▼▼▼

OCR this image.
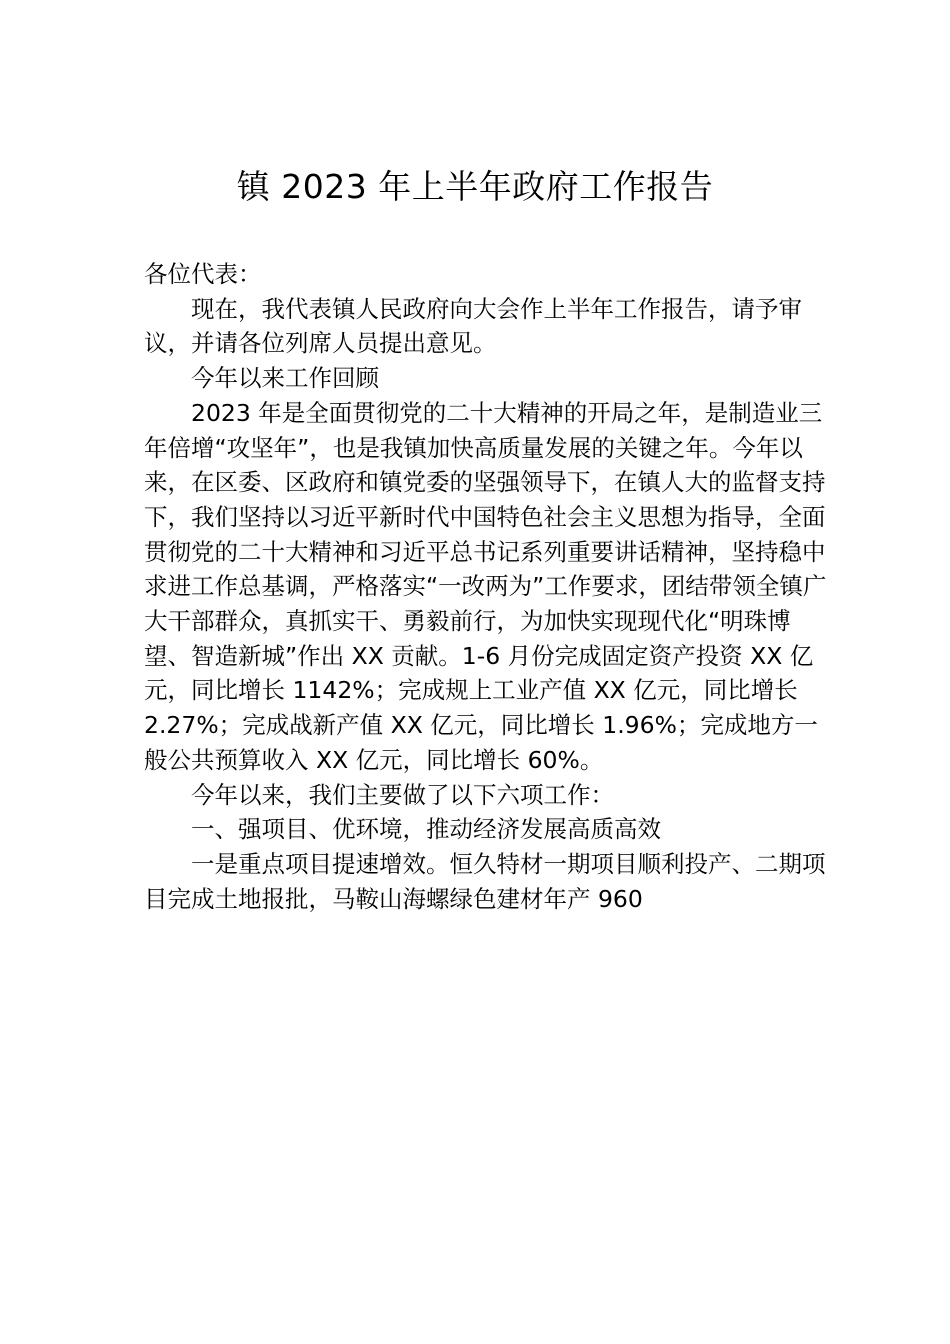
镇 2023 年上半年政府工作报告

各位代表：

现在，我代表镇人民政府向大会作上半年工作报告，请予审议，并请各位列席人员提出意见。

今年以来工作回顾

2023 年是全面贯彻党的二十大精神的开局之年，是制造业三年倍增“攻坚年”，也是我镇加快高质量发展的关键之年。今年以来，在区委、区政府和镇党委的坚强领导下，在镇人大的监督支持下，我们坚持以习近平新时代中国特色社会主义思想为指导，全面贯彻党的二十大精神和习近平总书记系列重要讲话精神，坚持稳中求进工作总基调，严格落实“一改两为”工作要求，团结带领全镇广大干部群众，真抓实干、勇毅前行，为加快实现现代化“明珠博望、智造新城”作出 XX 贡献。1-6 月份完成固定资产投资 XX 亿元，同比增长 1142%；完成规上工业产值 XX 亿元，同比增长 2.27%；完成战新产值 XX 亿元，同比增长 1.96%；完成地方一般公共预算收入 XX 亿元，同比增长 60%。

今年以来，我们主要做了以下六项工作：

一、强项目、优环境，推动经济发展高质高效

一是重点项目提速增效。恒久特材一期项目顺利投产、二期项目完成土地报批，马鞍山海螺绿色建材年产 960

▲▲▲

--- Given task ---
Quote the material word for word, dropping any images it holds.

--- Finished answer ---
OCR this image.
镇 2023 年上半年政府工作报告

各位代表：

现在，我代表镇人民政府向大会作上半年工作报告，请予审议，并请各位列席人员提出意见。

今年以来工作回顾

2023 年是全面贯彻党的二十大精神的开局之年，是制造业三年倍增“攻坚年”，也是我镇加快高质量发展的关键之年。今年以来，在区委、区政府和镇党委的坚强领导下，在镇人大的监督支持下，我们坚持以习近平新时代中国特色社会主义思想为指导，全面贯彻党的二十大精神和习近平总书记系列重要讲话精神，坚持稳中求进工作总基调，严格落实“一改两为”工作要求，团结带领全镇广大干部群众，真抓实干、勇毅前行，为加快实现现代化“明珠博望、智造新城”作出 XX 贡献。1-6 月份完成固定资产投资 XX 亿元，同比增长 1142%；完成规上工业产值 XX 亿元，同比增长 2.27%；完成战新产值 XX 亿元，同比增长 1.96%；完成地方一般公共预算收入 XX 亿元，同比增长 60%。

今年以来，我们主要做了以下六项工作：

一、强项目、优环境，推动经济发展高质高效

一是重点项目提速增效。恒久特材一期项目顺利投产、二期项目完成土地报批，马鞍山海螺绿色建材年产 960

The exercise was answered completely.